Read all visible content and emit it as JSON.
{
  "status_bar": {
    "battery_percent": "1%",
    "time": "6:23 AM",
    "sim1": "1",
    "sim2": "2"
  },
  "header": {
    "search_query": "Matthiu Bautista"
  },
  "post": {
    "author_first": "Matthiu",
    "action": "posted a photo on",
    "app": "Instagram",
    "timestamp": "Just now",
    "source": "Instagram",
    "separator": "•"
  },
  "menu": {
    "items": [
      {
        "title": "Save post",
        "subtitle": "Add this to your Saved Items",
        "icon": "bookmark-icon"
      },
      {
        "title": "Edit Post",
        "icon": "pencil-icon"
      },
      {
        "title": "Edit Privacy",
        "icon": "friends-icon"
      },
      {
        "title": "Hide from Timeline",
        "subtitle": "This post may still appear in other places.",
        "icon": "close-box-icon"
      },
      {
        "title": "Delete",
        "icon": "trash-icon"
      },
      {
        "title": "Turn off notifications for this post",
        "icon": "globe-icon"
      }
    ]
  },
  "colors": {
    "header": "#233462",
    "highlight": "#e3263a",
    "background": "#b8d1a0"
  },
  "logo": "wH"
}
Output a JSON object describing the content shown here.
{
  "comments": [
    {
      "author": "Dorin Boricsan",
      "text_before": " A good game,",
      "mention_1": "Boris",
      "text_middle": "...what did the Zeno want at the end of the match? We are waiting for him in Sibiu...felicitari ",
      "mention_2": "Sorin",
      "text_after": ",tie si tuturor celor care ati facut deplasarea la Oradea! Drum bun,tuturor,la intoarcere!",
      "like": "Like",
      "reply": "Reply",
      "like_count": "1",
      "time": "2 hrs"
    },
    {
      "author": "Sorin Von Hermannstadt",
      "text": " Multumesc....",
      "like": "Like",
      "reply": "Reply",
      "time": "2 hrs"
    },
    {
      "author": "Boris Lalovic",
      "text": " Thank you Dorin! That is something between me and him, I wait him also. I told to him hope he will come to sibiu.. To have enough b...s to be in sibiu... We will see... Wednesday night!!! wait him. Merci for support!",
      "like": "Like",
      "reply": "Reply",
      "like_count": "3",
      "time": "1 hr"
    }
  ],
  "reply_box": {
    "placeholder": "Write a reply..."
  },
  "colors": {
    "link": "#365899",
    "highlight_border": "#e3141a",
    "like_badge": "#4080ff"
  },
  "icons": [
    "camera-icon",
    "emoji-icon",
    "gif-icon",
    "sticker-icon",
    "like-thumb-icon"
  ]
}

TASK DETAILS: Each entry is to be returned in full, character for character.

ANSWER TO THIS EXERCISE:
Read all visible content and emit it as JSON.
{
  "status_bar": {
    "battery_percent": "1%",
    "time": "6:23 AM",
    "sim1": "1",
    "sim2": "2"
  },
  "header": {
    "search_query": "Matthiu Bautista"
  },
  "post": {
    "author_first": "Matthiu",
    "action": "posted a photo on",
    "app": "Instagram",
    "timestamp": "Just now",
    "source": "Instagram",
    "separator": "•"
  },
  "menu": {
    "items": [
      {
        "title": "Save post",
        "subtitle": "Add this to your Saved Items",
        "icon": "bookmark-icon"
      },
      {
        "title": "Edit Post",
        "icon": "pencil-icon"
      },
      {
        "title": "Edit Privacy",
        "icon": "friends-icon"
      },
      {
        "title": "Hide from Timeline",
        "subtitle": "This post may still appear in other places.",
        "icon": "close-box-icon"
      },
      {
        "title": "Delete",
        "icon": "trash-icon"
      },
      {
        "title": "Turn off notifications for this post",
        "icon": "globe-icon"
      }
    ]
  },
  "colors": {
    "header": "#233462",
    "highlight": "#e3263a",
    "background": "#b8d1a0"
  },
  "logo": "wH"
}
Output a JSON object describing the content shown here.
{
  "comments": [
    {
      "author": "Dorin Boricsan",
      "text_before": " A good game,",
      "mention_1": "Boris",
      "text_middle": "...what did the Zeno want at the end of the match? We are waiting for him in Sibiu...felicitari ",
      "mention_2": "Sorin",
      "text_after": ",tie si tuturor celor care ati facut deplasarea la Oradea! Drum bun,tuturor,la intoarcere!",
      "like": "Like",
      "reply": "Reply",
      "like_count": "1",
      "time": "2 hrs"
    },
    {
      "author": "Sorin Von Hermannstadt",
      "text": " Multumesc....",
      "like": "Like",
      "reply": "Reply",
      "time": "2 hrs"
    },
    {
      "author": "Boris Lalovic",
      "text": " Thank you Dorin! That is something between me and him, I wait him also. I told to him hope he will come to sibiu.. To have enough b...s to be in sibiu... We will see... Wednesday night!!! wait him. Merci for support!",
      "like": "Like",
      "reply": "Reply",
      "like_count": "3",
      "time": "1 hr"
    }
  ],
  "reply_box": {
    "placeholder": "Write a reply..."
  },
  "colors": {
    "link": "#365899",
    "highlight_border": "#e3141a",
    "like_badge": "#4080ff"
  },
  "icons": [
    "camera-icon",
    "emoji-icon",
    "gif-icon",
    "sticker-icon",
    "like-thumb-icon"
  ]
}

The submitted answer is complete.